• Data for processing:

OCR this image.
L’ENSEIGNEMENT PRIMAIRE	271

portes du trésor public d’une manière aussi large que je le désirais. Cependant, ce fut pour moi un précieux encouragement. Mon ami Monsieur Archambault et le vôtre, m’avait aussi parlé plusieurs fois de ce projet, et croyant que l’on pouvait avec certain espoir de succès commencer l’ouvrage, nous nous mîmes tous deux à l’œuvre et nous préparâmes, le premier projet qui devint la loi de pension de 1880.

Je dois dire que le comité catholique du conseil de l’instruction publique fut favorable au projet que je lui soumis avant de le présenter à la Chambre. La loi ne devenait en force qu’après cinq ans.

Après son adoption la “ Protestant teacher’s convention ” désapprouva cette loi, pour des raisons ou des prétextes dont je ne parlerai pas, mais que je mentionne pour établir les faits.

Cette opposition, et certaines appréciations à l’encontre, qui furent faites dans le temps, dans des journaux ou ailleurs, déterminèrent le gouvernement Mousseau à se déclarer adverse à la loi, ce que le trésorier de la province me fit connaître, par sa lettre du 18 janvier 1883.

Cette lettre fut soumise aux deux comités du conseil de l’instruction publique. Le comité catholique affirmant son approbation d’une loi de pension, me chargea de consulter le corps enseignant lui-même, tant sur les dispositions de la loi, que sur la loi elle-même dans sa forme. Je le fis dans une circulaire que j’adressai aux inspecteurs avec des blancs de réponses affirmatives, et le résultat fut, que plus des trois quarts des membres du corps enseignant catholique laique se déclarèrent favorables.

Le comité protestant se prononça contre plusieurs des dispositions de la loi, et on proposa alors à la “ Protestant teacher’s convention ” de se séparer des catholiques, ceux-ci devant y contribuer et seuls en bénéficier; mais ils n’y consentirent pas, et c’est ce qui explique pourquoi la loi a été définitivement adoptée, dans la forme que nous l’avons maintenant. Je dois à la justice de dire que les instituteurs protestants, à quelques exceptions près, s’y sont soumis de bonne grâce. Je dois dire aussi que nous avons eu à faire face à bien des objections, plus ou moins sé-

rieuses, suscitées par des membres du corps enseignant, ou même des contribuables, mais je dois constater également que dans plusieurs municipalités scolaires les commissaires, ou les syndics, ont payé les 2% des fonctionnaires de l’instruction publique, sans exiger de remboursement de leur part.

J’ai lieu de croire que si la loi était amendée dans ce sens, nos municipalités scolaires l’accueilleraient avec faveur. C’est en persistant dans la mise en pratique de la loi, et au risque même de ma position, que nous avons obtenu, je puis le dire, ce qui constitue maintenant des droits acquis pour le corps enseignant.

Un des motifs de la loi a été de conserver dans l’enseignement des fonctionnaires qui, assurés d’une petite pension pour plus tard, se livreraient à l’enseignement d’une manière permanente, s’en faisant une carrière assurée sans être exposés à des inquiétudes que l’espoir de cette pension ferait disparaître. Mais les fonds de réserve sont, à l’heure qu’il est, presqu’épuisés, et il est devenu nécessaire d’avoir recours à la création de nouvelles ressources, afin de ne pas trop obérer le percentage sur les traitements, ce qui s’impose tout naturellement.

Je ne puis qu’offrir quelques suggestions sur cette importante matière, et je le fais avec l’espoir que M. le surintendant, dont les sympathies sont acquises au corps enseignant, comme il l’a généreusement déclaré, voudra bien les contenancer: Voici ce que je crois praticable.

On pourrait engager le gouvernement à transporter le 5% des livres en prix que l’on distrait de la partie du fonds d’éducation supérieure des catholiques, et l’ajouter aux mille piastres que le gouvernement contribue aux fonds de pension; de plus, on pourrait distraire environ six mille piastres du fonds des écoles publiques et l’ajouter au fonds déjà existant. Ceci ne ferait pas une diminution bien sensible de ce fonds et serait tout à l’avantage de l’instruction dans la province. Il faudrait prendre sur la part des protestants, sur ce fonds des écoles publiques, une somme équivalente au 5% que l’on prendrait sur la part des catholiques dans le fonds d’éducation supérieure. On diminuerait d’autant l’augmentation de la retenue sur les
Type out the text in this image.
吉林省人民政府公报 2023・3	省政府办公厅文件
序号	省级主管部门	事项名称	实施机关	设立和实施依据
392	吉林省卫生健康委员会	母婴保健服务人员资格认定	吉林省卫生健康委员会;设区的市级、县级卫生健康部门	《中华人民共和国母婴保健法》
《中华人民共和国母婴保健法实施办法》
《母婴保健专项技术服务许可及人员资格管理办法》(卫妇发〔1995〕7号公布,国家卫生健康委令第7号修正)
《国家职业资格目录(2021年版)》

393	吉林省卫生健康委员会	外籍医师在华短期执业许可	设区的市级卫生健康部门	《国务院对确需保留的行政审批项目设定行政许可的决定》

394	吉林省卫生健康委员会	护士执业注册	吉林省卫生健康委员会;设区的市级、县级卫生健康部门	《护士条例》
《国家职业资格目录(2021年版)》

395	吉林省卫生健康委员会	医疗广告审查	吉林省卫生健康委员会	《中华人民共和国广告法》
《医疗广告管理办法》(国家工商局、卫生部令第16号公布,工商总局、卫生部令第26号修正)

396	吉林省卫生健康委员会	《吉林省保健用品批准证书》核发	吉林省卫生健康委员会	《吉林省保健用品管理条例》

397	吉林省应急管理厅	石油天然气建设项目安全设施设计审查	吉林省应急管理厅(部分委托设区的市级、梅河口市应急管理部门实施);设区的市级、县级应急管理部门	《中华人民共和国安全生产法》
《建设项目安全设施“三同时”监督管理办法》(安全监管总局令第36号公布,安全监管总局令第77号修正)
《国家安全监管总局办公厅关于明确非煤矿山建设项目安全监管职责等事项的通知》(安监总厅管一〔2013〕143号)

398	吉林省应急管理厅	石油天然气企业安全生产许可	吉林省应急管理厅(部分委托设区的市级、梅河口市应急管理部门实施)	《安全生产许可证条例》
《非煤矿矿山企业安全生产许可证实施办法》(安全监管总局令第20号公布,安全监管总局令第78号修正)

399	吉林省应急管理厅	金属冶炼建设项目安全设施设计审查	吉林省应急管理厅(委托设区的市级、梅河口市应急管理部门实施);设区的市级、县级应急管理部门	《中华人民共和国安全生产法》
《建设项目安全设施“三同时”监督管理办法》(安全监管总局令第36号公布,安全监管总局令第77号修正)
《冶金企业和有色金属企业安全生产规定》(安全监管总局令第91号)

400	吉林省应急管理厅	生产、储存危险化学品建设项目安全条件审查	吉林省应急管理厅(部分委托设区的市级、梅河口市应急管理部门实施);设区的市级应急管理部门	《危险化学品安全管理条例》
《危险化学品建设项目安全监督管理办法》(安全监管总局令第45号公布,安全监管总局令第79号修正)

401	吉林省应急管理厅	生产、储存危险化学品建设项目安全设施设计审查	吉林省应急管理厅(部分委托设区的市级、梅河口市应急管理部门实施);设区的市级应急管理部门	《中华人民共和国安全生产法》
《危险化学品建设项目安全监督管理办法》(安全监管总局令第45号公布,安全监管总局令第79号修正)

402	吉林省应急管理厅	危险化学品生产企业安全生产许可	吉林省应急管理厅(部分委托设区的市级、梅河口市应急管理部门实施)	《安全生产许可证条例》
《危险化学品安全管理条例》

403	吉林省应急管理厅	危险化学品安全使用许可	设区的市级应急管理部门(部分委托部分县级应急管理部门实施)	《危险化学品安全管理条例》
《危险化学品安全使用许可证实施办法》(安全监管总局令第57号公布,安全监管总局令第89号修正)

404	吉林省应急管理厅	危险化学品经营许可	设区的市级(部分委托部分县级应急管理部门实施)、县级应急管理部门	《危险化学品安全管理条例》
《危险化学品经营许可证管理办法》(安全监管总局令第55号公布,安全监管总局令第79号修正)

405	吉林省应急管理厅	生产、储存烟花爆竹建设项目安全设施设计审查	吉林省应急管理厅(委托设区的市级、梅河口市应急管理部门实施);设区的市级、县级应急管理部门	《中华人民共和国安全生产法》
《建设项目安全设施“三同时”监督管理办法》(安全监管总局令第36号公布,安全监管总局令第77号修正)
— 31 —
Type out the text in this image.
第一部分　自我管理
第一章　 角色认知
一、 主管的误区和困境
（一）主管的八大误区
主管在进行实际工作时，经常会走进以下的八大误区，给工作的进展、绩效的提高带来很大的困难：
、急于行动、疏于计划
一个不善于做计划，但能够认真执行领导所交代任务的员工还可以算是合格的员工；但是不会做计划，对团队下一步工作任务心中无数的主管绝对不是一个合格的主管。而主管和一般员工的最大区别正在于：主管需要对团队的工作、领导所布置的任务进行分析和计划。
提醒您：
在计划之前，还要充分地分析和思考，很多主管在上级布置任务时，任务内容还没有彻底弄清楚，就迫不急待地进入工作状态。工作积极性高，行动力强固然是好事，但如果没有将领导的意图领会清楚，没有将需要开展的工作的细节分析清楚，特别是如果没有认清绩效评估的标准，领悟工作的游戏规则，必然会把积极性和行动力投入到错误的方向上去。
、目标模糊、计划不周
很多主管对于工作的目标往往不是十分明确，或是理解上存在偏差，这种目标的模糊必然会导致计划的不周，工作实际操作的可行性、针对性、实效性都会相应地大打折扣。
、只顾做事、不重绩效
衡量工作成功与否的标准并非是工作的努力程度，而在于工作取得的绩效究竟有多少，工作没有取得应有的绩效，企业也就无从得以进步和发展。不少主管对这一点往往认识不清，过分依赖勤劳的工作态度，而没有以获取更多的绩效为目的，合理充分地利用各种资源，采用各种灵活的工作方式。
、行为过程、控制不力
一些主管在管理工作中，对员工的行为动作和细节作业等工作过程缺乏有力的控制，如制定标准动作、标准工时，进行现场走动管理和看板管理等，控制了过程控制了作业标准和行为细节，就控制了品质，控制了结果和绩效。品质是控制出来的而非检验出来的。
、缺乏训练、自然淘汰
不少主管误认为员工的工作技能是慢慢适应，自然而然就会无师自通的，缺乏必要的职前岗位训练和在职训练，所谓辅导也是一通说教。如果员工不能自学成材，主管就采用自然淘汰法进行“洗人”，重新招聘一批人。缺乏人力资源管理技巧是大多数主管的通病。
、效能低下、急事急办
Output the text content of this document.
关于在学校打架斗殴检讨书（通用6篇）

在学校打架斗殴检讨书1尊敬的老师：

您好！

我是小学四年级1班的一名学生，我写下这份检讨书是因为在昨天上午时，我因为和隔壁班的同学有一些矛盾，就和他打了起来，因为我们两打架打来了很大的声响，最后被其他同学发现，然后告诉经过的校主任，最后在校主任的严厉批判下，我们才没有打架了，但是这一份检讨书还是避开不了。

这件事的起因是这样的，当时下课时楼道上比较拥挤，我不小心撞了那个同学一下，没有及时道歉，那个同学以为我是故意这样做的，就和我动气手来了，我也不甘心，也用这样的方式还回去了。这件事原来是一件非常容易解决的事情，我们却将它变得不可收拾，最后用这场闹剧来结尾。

• Your instructions: From the "Output the text content of this document." line to the close of the listing, restate each line word for word.

• Exercise output:
Output the text content of this document.
关于在学校打架斗殴检讨书（通用6篇）

在学校打架斗殴检讨书1尊敬的老师：

您好！

我是小学四年级1班的一名学生，我写下这份检讨书是因为在昨天上午时，我因为和隔壁班的同学有一些矛盾，就和他打了起来，因为我们两打架打来了很大的声响，最后被其他同学发现，然后告诉经过的校主任，最后在校主任的严厉批判下，我们才没有打架了，但是这一份检讨书还是避开不了。

这件事的起因是这样的，当时下课时楼道上比较拥挤，我不小心撞了那个同学一下，没有及时道歉，那个同学以为我是故意这样做的，就和我动气手来了，我也不甘心，也用这样的方式还回去了。这件事原来是一件非常容易解决的事情，我们却将它变得不可收拾，最后用这场闹剧来结尾。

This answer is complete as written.